Records –
(begin)
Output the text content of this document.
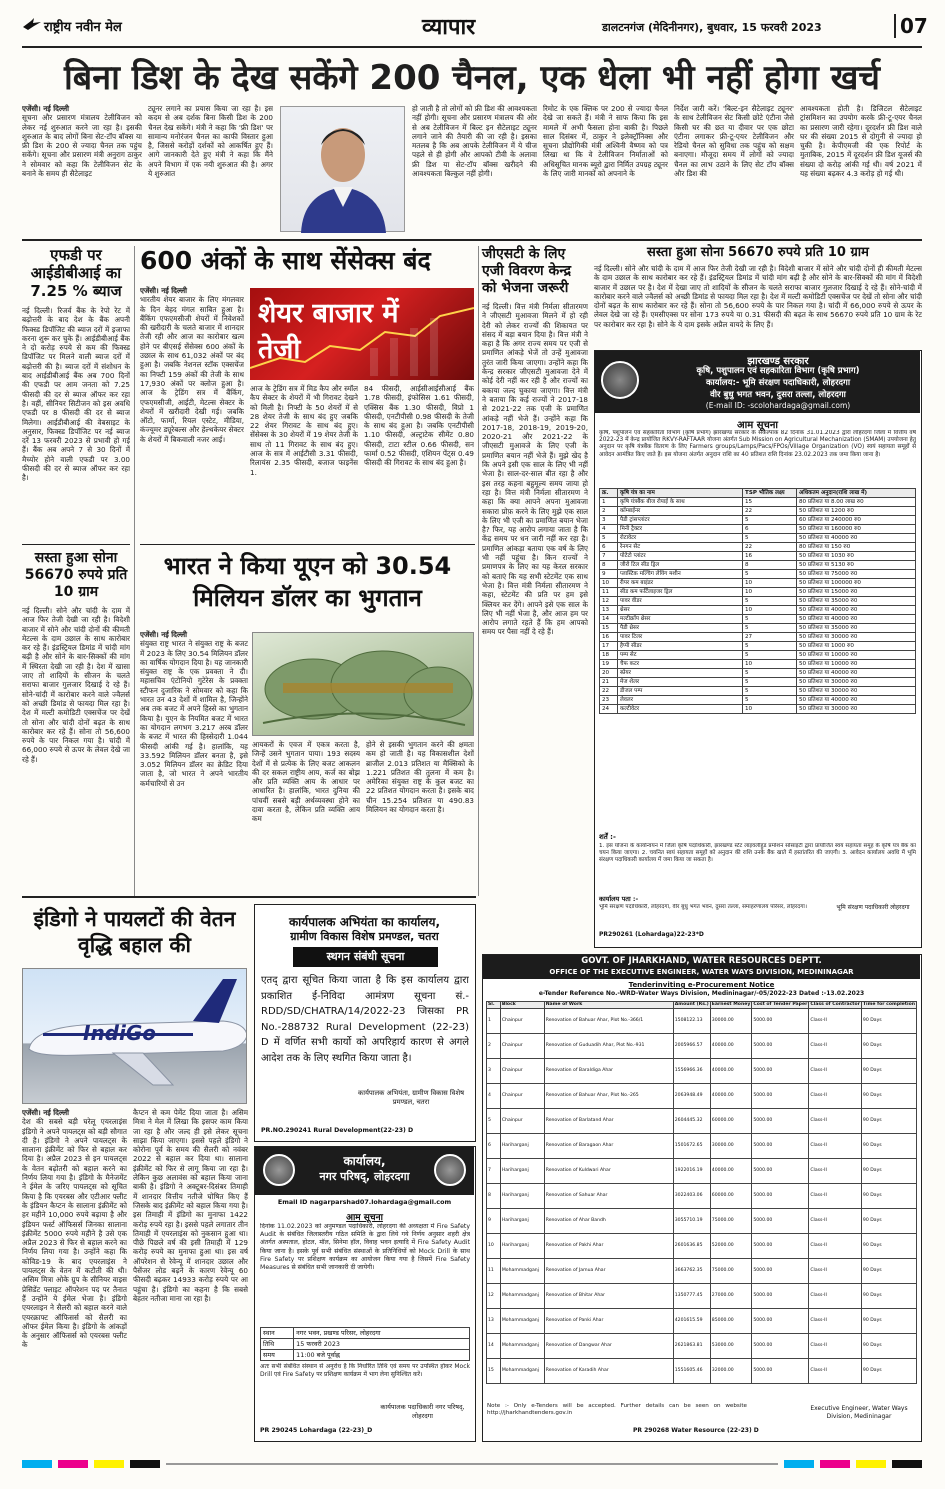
राष्ट्रीय नवीन मेल	व्यापार	डालटनगंज (मेदिनीनगर), बुधवार, 15 फरवरी 2023	07
बिना डिश के देख सकेंगे 200 चैनल, एक धेला भी नहीं होगा खर्च
एजेंसी। नई दिल्ली
सूचना और प्रसारण मंत्रालय टेलीविजन को लेकर नई शुरुआत करने जा रहा है। इसकी शुरुआत के बाद लोगों बिना सेट-टॉप बॉक्स या फ्री डिश के 200 से ज्यादा चैनल तक पहुंच सकेंगे। सूचना और प्रसारण मंत्री अनुराग ठाकुर ने सोमवार को कहा कि टेलीविजन सेट के बनाने के समय ही सैटेलाइट
ट्यूनर लगाने का प्रयास किया जा रहा है। इस कदम से अब दर्शक बिना किसी डिश के 200 चैनल देख सकेंगे। मंत्री ने कहा कि 'फ्री डिश' पर सामान्य मनोरंजन चैनल का काफी विस्तार हुआ है, जिससे करोड़ों दर्शकों को आकर्षित हुए हैं। आगे जानकारी देते हुए मंत्री ने कहा कि मैंने अपने विभाग में एक नयी शुरुआत की है। अगर ये शुरुआत
हो जाती है तो लोगों को फ्री डिश की आवश्यकता नहीं होगी। सूचना और प्रसारण मंत्रालय की ओर से अब टेलीविजन में बिल्ट इन सैटेलाइट ट्यूनर लगाने जाने की तैयारी की जा रही है। इसका मतलब है कि अब आपके टेलीविजन में ये चीज पहले से ही होगी और आपको टीवी के अलावा फ्री डिश या सेट-टॉप बॉक्स खरीदने की आवश्यकता बिल्कुल नहीं होगी।
रिमोट के एक क्लिक पर 200 से ज्यादा चैनल देखे जा सकते हैं। मंत्री ने साफ किया कि इस मामले में अभी फैसला होना बाकी है। पिछले साल दिसंबर में, ठाकुर ने इलेक्ट्रॉनिक्स और सूचना प्रौद्योगिकी मंत्री अश्विनी वैष्णव को पत्र लिखा था कि वे टेलीविजन निर्माताओं को अधिसूचित मानक ब्यूरो द्वारा निर्मित उपग्रह ट्यूनर के लिए जारी मानकों को अपनाने के
निर्देश जारी करें। 'बिल्ट-इन सैटेलाइट ट्यूनर' के साथ टेलीविजन सेट किसी छोटे एंटीना जैसे किसी घर की छत या दीवार पर एक छोटा एंटीना लगाकर फ्री-टू-एयर टेलीविजन और रेडियो चैनल को सुविधा तक पहुंच को सक्षम बनाएगा। मौजूदा समय में लोगों को ज्यादा चैनल का लाभ उठाने के लिए सेट टॉप बॉक्स और डिश की
आवश्यकता होती है। डिजिटल सैटेलाइट ट्रांसमिशन का उपयोग करके फ्री-टू-एयर चैनल का प्रसारण जारी रहेगा। दूरदर्शन फ्री डिश वाले घर की संख्या 2015 से दोगुनी से ज्यादा हो चुकी है। केपीएमजी की एक रिपोर्ट के मुताबिक, 2015 में दूरदर्शन फ्री डिश यूजर्स की संख्या दो करोड़ आंकी गई थी। वर्ष 2021 में यह संख्या बढ़कर 4.3 करोड़ हो गई थी।
एफडी पर आईडीबीआई का 7.25 % ब्याज
नई दिल्ली। रिजर्व बैंक के रेपो रेट में बढ़ोत्तरी के बाद देश के बैंक अपनी फिक्स्ड डिपॉजिट की ब्याज दरों में इजाफा करना शुरू कर चुके हैं। आईडीबीआई बैंक ने दो करोड़ रुपये से कम की फिक्स्ड डिपॉजिट पर मिलने वाली ब्याज दरों में बढ़ोत्तरी की है। ब्याज दरों में संशोधन के बाद आईडीबीआई बैंक अब 700 दिनों की एफडी पर आम जनता को 7.25 फीसदी की दर से ब्याज ऑफर कर रहा है। वहीं, सीनियर सिटीजन को इस अवधि एफडी पर 8 फीसदी की दर से ब्याज मिलेगा। आईडीबीआई की वेबसाइट के अनुसार, फिक्स्ड डिपॉजिट पर नई ब्याज दरें 13 फरवरी 2023 से प्रभावी हो गई हैं। बैंक अब अपने 7 से 30 दिनों में मैच्योर होने वाली एफडी पर 3.00 फीसदी की दर से ब्याज ऑफर कर रहा है।
सस्ता हुआ सोना 56670 रुपये प्रति 10 ग्राम
नई दिल्ली। सोने और चांदी के दाम में आज फिर तेजी देखी जा रही है। विदेशी बाजार में सोने और चांदी दोनों की कीमती मेटल्स के दाम उछाल के साथ कारोबार कर रहे हैं। इंडस्ट्रियल डिमांड में चांदी मांग बढ़ी है और सोने के बार-सिक्कों की मांग में स्थिरता देखी जा रही है। देश में खासा जाए तो शादियों के सीजन के चलते सराफा बाजार गुलजार दिखाई दे रहे हैं। सोने-चांदी में कारोबार करने वाले ज्वैलर्स को अच्छी डिमांड से फायदा मिल रहा है। देश में मल्टी कमोडिटी एक्सचेंज पर देखें तो सोना और चांदी दोनों बढ़त के साथ कारोबार कर रहे हैं। सोना तो 56,600 रुपये के पार निकल गया है। चांदी में 66,000 रुपये से ऊपर के लेवल देखे जा रहे हैं।
600 अंकों के साथ सेंसेक्स बंद
एजेंसी। नई दिल्ली
भारतीय शेयर बाजार के लिए मंगलवार के दिन बेहद मंगल साबित हुआ है। बैंकिंग एफएमसीजी शेयरों में निवेशकों की खरीदारी के चलते बाजार में शानदार तेजी रही और आज का कारोबार खत्म होने पर बीएसई सेंसेक्स 600 अंकों के उछाल के साथ 61,032 अंकों पर बंद हुआ है। जबकि नेशनल स्टॉक एक्सचेंज का निफ्टी 159 अंकों की तेजी के साथ 17,930 अंकों पर क्लोज हुआ है। आज के ट्रेडिंग सत्र में बैंकिंग, एफएमसीजी, आईटी, मेटल्स सेक्टर के शेयरों में खरीदारी देखी गई। जबकि ऑटो, फार्मा, रियल एस्टेट, मीडिया, कंज्यूमर ड्यूरेबल्स और हेल्थकेयर सेक्टर के शेयरों में बिकवाली नजर आई।
शेयर बाजार में तेजी
आज के ट्रेडिंग सत्र में मिड कैप और स्मॉल कैप सेक्टर के शेयरों में भी गिरावट देखने को मिली है। निफ्टी के 50 शेयरों में से 28 शेयर तेजी के साथ बंद हुए जबकि 22 शेयर गिरावट के साथ बंद हुए। सेंसेक्स के 30 शेयरों में 19 शेयर तेजी के साथ तो 11 गिरावट के साथ बंद हुए। आज के सत्र में आईटीसी 3.31 फीसदी, रिलायंस 2.35 फीसदी, बजाज फाइनेंस 1.
84 फीसदी, आईसीआईसीआई बैंक 1.78 फीसदी, इंफोसिस 1.61 फीसदी, एक्सिस बैंक 1.30 फीसदी, विप्रो 1 फीसदी, एनटीपीसी 0.98 फीसदी के तेजी के साथ बंद हुआ है। जबकि एनटीपीसी 1.10 फीसदी, अल्ट्राटेक सीमेंट 0.80 फीसदी, टाटा स्टील 0.66 फीसदी, सन फार्मा 0.52 फीसदी, एशियन पेंट्स 0.49 फीसदी की गिरावट के साथ बंद हुआ है।
भारत ने किया यूएन को 30.54 मिलियन डॉलर का भुगतान
एजेंसी। नई दिल्ली
संयुक्त राष्ट्र भारत ने संयुक्त राष्ट्र के बजट में 2023 के लिए 30.54 मिलियन डॉलर का वार्षिक योगदान दिया है। यह जानकारी संयुक्त राष्ट्र के एक प्रवक्ता ने दी। महासचिव एंटोनियो गुटेरेस के प्रवक्ता स्टीफन दुजारिक ने सोमवार को कहा कि भारत उन 43 देशों में शामिल है, जिन्होंने अब तक बजट में अपने हिस्से का भुगतान किया है। यूएन के नियमित बजट में भारत का योगदान लगभग 3.217 अरब डॉलर के बजट में भारत की हिस्सेदारी 1.044 फीसदी आंकी गई है। हालांकि, यह 33.592 मिलियन डॉलर बनता है, इसे 3.052 मिलियन डॉलर का क्रेडिट दिया जाता है, जो भारत ने अपने भारतीय कर्मचारियों से उन
आयकरों के एवज में एकत्र करता है, जिन्हें उसने भुगतान पाया। 193 सदस्य देशों में से प्रत्येक के लिए बजट आकलन की दर सकल राष्ट्रीय आय, कर्ज का बोझ और प्रति व्यक्ति आय के आधार पर आधारित है। हालांकि, भारत दुनिया की पांचवीं सबसे बड़ी अर्थव्यवस्था होने का दावा करता है, लेकिन प्रति व्यक्ति आय कम
होने से इसकी भुगतान करने की क्षमता कम हो जाती है। यह विकासशील देशों ब्राजील 2.013 प्रतिशत या मैक्सिको के 1.221 प्रतिशत की तुलना में कम है। अमेरिका संयुक्त राष्ट्र के कुल बजट का 22 प्रतिशत योगदान करता है। इसके बाद चीन 15.254 प्रतिशत या 490.83 मिलियन का योगदान करता है।
जीएसटी के लिए एजी विवरण केन्द्र को भेजना जरूरी
नई दिल्ली। वित्त मंत्री निर्मला सीतारमण ने जीएसटी मुआवजा मिलने में हो रही देरी को लेकर राज्यों की शिकायत पर संसद में बड़ा बयान दिया है। वित्त मंत्री ने कहा है कि अगर राज्य समय पर एजी से प्रमाणित आंकड़े भेजें तो उन्हें मुआवजा तुरंत जारी किया जाएगा। उन्होंने कहा कि केन्द्र सरकार जीएसटी मुआवजा देने में कोई देरी नहीं कर रही है और राज्यों का बकाया जल्द चुकाया जाएगा। वित्त मंत्री ने बताया कि कई राज्यों ने 2017-18 से 2021-22 तक एजी के प्रमाणित आंकड़े नहीं भेजे हैं। उन्होंने कहा कि 2017-18, 2018-19, 2019-20, 2020-21 और 2021-22 के जीएसटी मुआवजे के लिए एजी के प्रमाणित बयान नहीं भेजे हैं। मुझे खेद है कि अपने इसी एक साल के लिए भी नहीं भेजा है। साल-दर-साल बीत रहा है और इस तरह कहना बहुमूल्य समय जाया हो रहा है। वित्त मंत्री निर्मला सीतारमण ने कहा कि क्या आपने अपना मुआवजा सकारा प्रोफ़ करने के लिए मुझे एक साल के लिए भी एजी का प्रमाणित बयान भेजा है? फिर, यह आरोप लगाया जाता है कि केंद्र समय पर धन जारी नहीं कर रहा है। प्रमाणित आंकड़ा बताया एक वर्ष के लिए भी नहीं पहुंचा है। किन राज्यों ने प्रमाणपत्र के लिए का यह केरल सरकार को बताएं कि यह सभी स्टेटमेंट एक साथ भेजा है। वित्त मंत्री निर्मला सीतारमण ने कहा, स्टेटमेंट की प्रति पर हम इसे क्लियर कर देंगे। आपने इसे एक साल के लिए भी नहीं भेजा है, और आज हम पर आरोप लगाते रहते हैं कि हम आपको समय पर पैसा नहीं दे रहे हैं।
सस्ता हुआ सोना 56670 रुपये प्रति 10 ग्राम
नई दिल्ली। सोने और चांदी के दाम में आज फिर तेजी देखी जा रही है। विदेशी बाजार में सोने और चांदी दोनों ही कीमती मेटल्स के दाम उछाल के साथ कारोबार कर रहे हैं। इंडस्ट्रियल डिमांड में चांदी मांग बढ़ी है और सोने के बार-सिक्कों की मांग में विदेशी बाजार में उछाल पर है। देश में देखा जाए तो शादियों के सीजन के चलते सराफा बाजार गुलजार दिखाई दे रहे हैं। सोने-चांदी में कारोबार करने वाले ज्वैलर्स को अच्छी डिमांड से फायदा मिल रहा है। देश में मल्टी कमोडिटी एक्सचेंज पर देखें तो सोना और चांदी दोनों बढ़त के साथ कारोबार कर रहे हैं। सोना तो 56,600 रुपये के पार निकल गया है। चांदी में 66,000 रुपये से ऊपर के लेवल देखे जा रहे हैं। एमसीएक्स पर सोना 173 रुपये या 0.31 फीसदी की बढ़त के साथ 56670 रुपये प्रति 10 ग्राम के रेट पर कारोबार कर रहा है। सोने के ये दाम इसके अप्रैल वायदे के लिए हैं।
झारखण्ड सरकार
कृषि, पशुपालन एवं सहकारिता विभाग (कृषि प्रभाग)
कार्यालय:- भूमि संरक्षण पदाधिकारी, लोहरदगा
वीर बुधु भगत भवन, दुसरा तल्ला, लोहरदगा
(E-mail ID: -scolohardaga@gmail.com)
आम सूचना
कृषि, पशुपालन एवं सहकारिता विभाग (कृषि प्रभाग) झारखण्ड सरकार के संकल्पांक 82 दिनांक 31.01.2023 द्वारा लोहरदगा जिला में वित्तीय वर्ष 2022-23 में केन्द्र प्रायोजित RKVY-RAFTAAR योजना अंतर्गत Sub Mission on Agricultural Mechanization (SMAM) उपयोजना हेतु अनुदान पर कृषि यंत्रबैंक वितरण के लिए Farmers groups/Lamps/Pacs/FPOs/Village Organization (VO) स्वयं सहायता समूहों से आवेदन आमंत्रित किए जाते हैं। इस योजना अंतर्गत अनुदान राशि का 40 प्रतिशत राशि दिनांक 23.02.2023 तक जमा किया जाना है।
क्र.	कृषि यंत्र का नाम	TSP भौतिक लक्ष्य	अधिकतम अनुदान(राशि लाख में)
1	कृषि यंत्रबैंक बीज रोपाई के साथ	15	80 प्रतिशत या 8.00 लाख रु0
2	कॉम्बाईनर	22	50 प्रतिशत या 1200 रु0
3	पैडी ट्रांसप्लांटर	5	60 प्रतिशत या 240000 रु0
4	मिनी ट्रैक्टर	6	50 प्रतिशत या 160000 रु0
5	रोटावेटर	5	50 प्रतिशत या 40000 रु0
6	रेनगन सेट	22	80 प्रतिशत या 150 रु0
7	पोटेटो प्लांटर	16	50 प्रतिशत या 1030 रु0
8	जीरो टिल सीड ड्रिल	8	50 प्रतिशत या 5130 रु0
9	प्लास्टिक मल्चिंग लेयिंग मशीन	5	50 प्रतिशत या 75000 रु0
10	रीपर कम बाइंडर	10	50 प्रतिशत या 100000 रु0
11	सीड कम फर्टिलाइजर ड्रिल	10	50 प्रतिशत या 15000 रु0
12	पावर वीडर	5	50 प्रतिशत या 35000 रु0
13	थ्रेसर	10	50 प्रतिशत या 40000 रु0
14	मल्टीक्रॉप थ्रेसर	5	50 प्रतिशत या 40000 रु0
15	पैडी थ्रेसर	5	50 प्रतिशत या 35000 रु0
16	पावर टिलर	27	50 प्रतिशत या 30000 रु0
17	हैप्पी सीडर	5	50 प्रतिशत या 1000 रु0
18	पम्प सेट	5	50 प्रतिशत या 10000 रु0
19	चैफ कटर	10	50 प्रतिशत या 10000 रु0
20	स्प्रेयर	5	50 प्रतिशत या 40000 रु0
21	मेज शेलर	5	50 प्रतिशत या 30000 रु0
22	डीजल पम्प	5	50 प्रतिशत या 30000 रु0
23	लेवलर	5	50 प्रतिशत या 40000 रु0
24	कल्टीवेटर	10	50 प्रतिशत या 30000 रु0
शर्तें :-
1. इस योजना के कार्यान्वयन में जिला कृषि पदाधिकारी, झारखण्ड स्टेट लाइवलीहुड प्रमोशन सोसाइटी द्वारा प्रायोजित स्वयं सहायता समूह के कृषि यंत्र बैंक का चयन किया जाएगा। 2. चयनित स्वयं सहायता समूहों को अनुदान की राशि उनके बैंक खाते में हस्तांतरित की जाएगी। 3. आवेदन कार्यालय अवधि में भूमि संरक्षण पदाधिकारी कार्यालय में जमा किया जा सकता है।
कार्यालय पता :-
भूमि संरक्षण पदाधिकारी, लोहरदगा, वीर बुधु भगत भवन, दुसरा तल्ला, समाहरणालय परिसर, लोहरदगा।	भूमि संरक्षण पदाधिकारी लोहरदगा
PR290261 (Lohardaga)22-23*D
इंडिगो ने पायलटों की वेतन वृद्धि बहाल की
IndiGo
एजेंसी। नई दिल्ली
देश की सबसे बड़ी घरेलू एयरलाइंस इंडिगो ने अपने पायलट्स को बड़ी सौगात दी है। इंडिगो ने अपने पायलट्स के सालाना इंक्रीमेंट को फिर से बहाल कर दिया है। अप्रैल 2023 से इन पायलट्स के वेतन बढ़ोतरी को बहाल करने का निर्णय लिया गया है। इंडिगो के मैनेजमेंट ने ईमेल के जरिए पायलट्स को सूचित किया है कि एयरबस और एटीआर फ्लीट के इंडियन कैप्टन के सालाना इंक्रीमेंट को हर महीने 10,000 रुपये बढ़ाया है और इंडियन फर्स्ट ऑफिसर्स जिनका सालाना इंक्रीमेंट 5000 रुपये महीने है उसे एक अप्रैल 2023 से फिर से बहाल करने का निर्णय लिया गया है। उन्होंने कहा कि कोविड-19 के बाद एयरलाइंस ने पायलट्स के वेतन में कटौती की थी। असिम मित्रा ओके ग्रुप के सीनियर वाइस प्रेसिडेंट फ्लाइट ऑपरेशन पद पर तैनात हैं उन्होंने ये ईमेल भेजा है। इंडिगो एयरलाइन ने सैलरी को बहाल करने वाले एयरक्राफ्ट ऑफिसर्स को सैलरी का ऑफर ईमेल किया है। इंडिगो के आंकड़ों के अनुसार ऑफिसर्स को एयरबस फ्लीट के
कैप्टन से कम पेमेंट दिया जाता है। असिम मित्रा ने मेल में लिखा कि इसपर काम किया जा रहा है और जल्द ही इसे लेकर सूचना साझा किया जाएगा। इससे पहले इंडिगो ने कोरोना पूर्व के समय की सैलरी को नवंबर 2022 से बहाल कर दिया था। सालाना इंक्रीमेंट को फिर से लागू किया जा रहा है। लेकिन कुछ अलावंस को बहाल किया जाना बाकी है। इंडिगो ने अक्टूबर-दिसंबर तिमाही में शानदार वित्तीय नतीजे घोषित किए हैं जिसके बाद इंक्रीमेंट को बहाल किया गया है। इस तिमाही में इंडिगो का मुनाफा 1422 करोड़ रुपये रहा है। इससे पहले लगातार तीन तिमाही में एयरलाइंस को नुकसान हुआ था। पीछे पिछले वर्ष की इसी तिमाही में 129 करोड़ रुपये का मुनाफा हुआ था। इस वर्ष ऑपरेशन से रेवेन्यू में शानदार उछाल और पैसेंजर लोड बढ़ने के कारण रेवेन्यू 60 फीसदी बढ़कर 14933 करोड़ रुपये पर आ पहुंचा है। इंडिगो का कहना है कि सबसे बेहतर नतीजा माना जा रहा है।
कार्यपालक अभियंता का कार्यालय,
ग्रामीण विकास विशेष प्रमण्डल, चतरा
स्थगन संबंधी सूचना
एतद् द्वारा सूचित किया जाता है कि इस कार्यालय द्वारा प्रकाशित ई-निविदा आमंत्रण सूचना सं.-RDD/SD/CHATRA/14/2022-23 जिसका PR No.-288732 Rural Development (22-23) D में वर्णित सभी कार्यो को अपरिहार्य कारण से अगले आदेश तक के लिए स्थगित किया जाता है।
कार्यपालक अभियंता, ग्रामीण विकास विशेष प्रमण्डल, चतरा
PR.NO.290241 Rural Development(22-23) D
कार्यालय,
नगर परिषद्, लोहरदगा
Email ID nagarparshad07.lohardaga@gmail.com
आम सूचना
दिनांक 11.02.2023 को अनुमण्डल पदाधिकारी, लोहरदगा की अध्यक्षता में Fire Safety Audit के संबंधित जिलास्तरीय गठित समिति के द्वारा लिये गये निर्णय अनुसार शहरी क्षेत्र अंतर्गत अस्पताल, होटल, मॉल, सिनेमा हॉल, विवाह भवन इत्यादि में Fire Safety Audit किया जाना है। इसके पूर्व सभी संबंधित संस्थाओं के प्रतिनिधियों को Mock Drill के साथ Fire Safety पर प्रशिक्षण कार्यक्रम का आयोजन किया गया है जिसमें Fire Safety Measures से संबंधित सभी जानकारी दी जायेगी।
स्थान	नगर भवन, प्रखण्ड परिसर, लोहरदगा
तिथि	15 फरवरी 2023
समय	11:00 बजे पूर्वाह्न
अतः सभी संबंधित संस्थान से अनुरोध है कि निर्धारित तिथि एवं समय पर उपस्थित होकर Mock Drill एवं Fire Safety पर प्रशिक्षण कार्यक्रम में भाग लेना सुनिश्चित करें।
कार्यपालक पदाधिकारी नगर परिषद्, लोहरदगा
PR 290245 Lohardaga (22-23)_D
GOVT. OF JHARKHAND, WATER RESOURCES DEPTT.
OFFICE OF THE EXECUTIVE ENGINEER, WATER WAYS DIVISION, MEDININAGAR
Tenderinviting e-Procurement Notice
e-Tender Reference No.-WRD-Water Ways Division, Medininagar/-05/2022-23 Dated :-13.02.2023
Sl.	Block	Name of Work	Amount (Rs.)	Earnest Money	Cost of Tender Paper	Class of Contractor	Time for completion
1	Chainpur	Renovation of Bahuar Ahar, Plot No.-366/1	1508122.13	30000.00	5000.00	Class-II	90 Days
2	Chainpur	Renovation of Guduadih Ahar, Plot No.-931	2005966.57	40000.00	5000.00	Class-II	90 Days
3	Chainpur	Renovation of Baraldiga Ahar	1556966.36	40000.00	5000.00	Class-II	90 Days
4	Chainpur	Renovation of Bahuar Ahar, Plot No.-265	2063948.49	40000.00	5000.00	Class-II	90 Days
5	Chainpur	Renovation of Barlatand Ahar	2604445.32	60000.00	5000.00	Class-II	90 Days
6	Hariharganj	Renovation of Baragaon Ahar	1501672.65	30000.00	5000.00	Class-II	90 Days
7	Hariharganj	Renovation of Kuldwari Ahar	1922016.19	40000.00	5000.00	Class-II	90 Days
8	Hariharganj	Renovation of Sahuar Ahar	3022403.06	60000.00	5000.00	Class-II	90 Days
9	Hariharganj	Renovation of Ahar Bandh	3055710.19	75000.00	5000.00	Class-II	90 Days
10	Hariharganj	Renovation of Pakhi Ahar	2601636.85	52000.00	5000.00	Class-II	90 Days
11	Mohammadganj	Renovation of Jamua Ahar	3663762.35	75000.00	5000.00	Class-II	90 Days
12	Mohammadganj	Renovation of Bhitar Ahar	1350777.45	27000.00	5000.00	Class-II	90 Days
13	Mohammadganj	Renovation of Panki Ahar	4201615.59	85000.00	5000.00	Class-II	90 Days
14	Mohammadganj	Renovation of Dangwar Ahar	2621863.81	53000.00	5000.00	Class-II	90 Days
15	Mohammadganj	Renovation of Karadih Ahar	1551605.46	32000.00	5000.00	Class-II	90 Days
Note :- Only e-Tenders will be accepted. Further details can be seen on website http://jharkhandtenders.gov.in
Executive Engineer, Water Ways Division, Medininagar
PR 290268 Water Resource (22-23) D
(end)
Description of the task –
Give the number of lines in the records that contain the string "Mohammadganj", with no other output.

Complete response –
5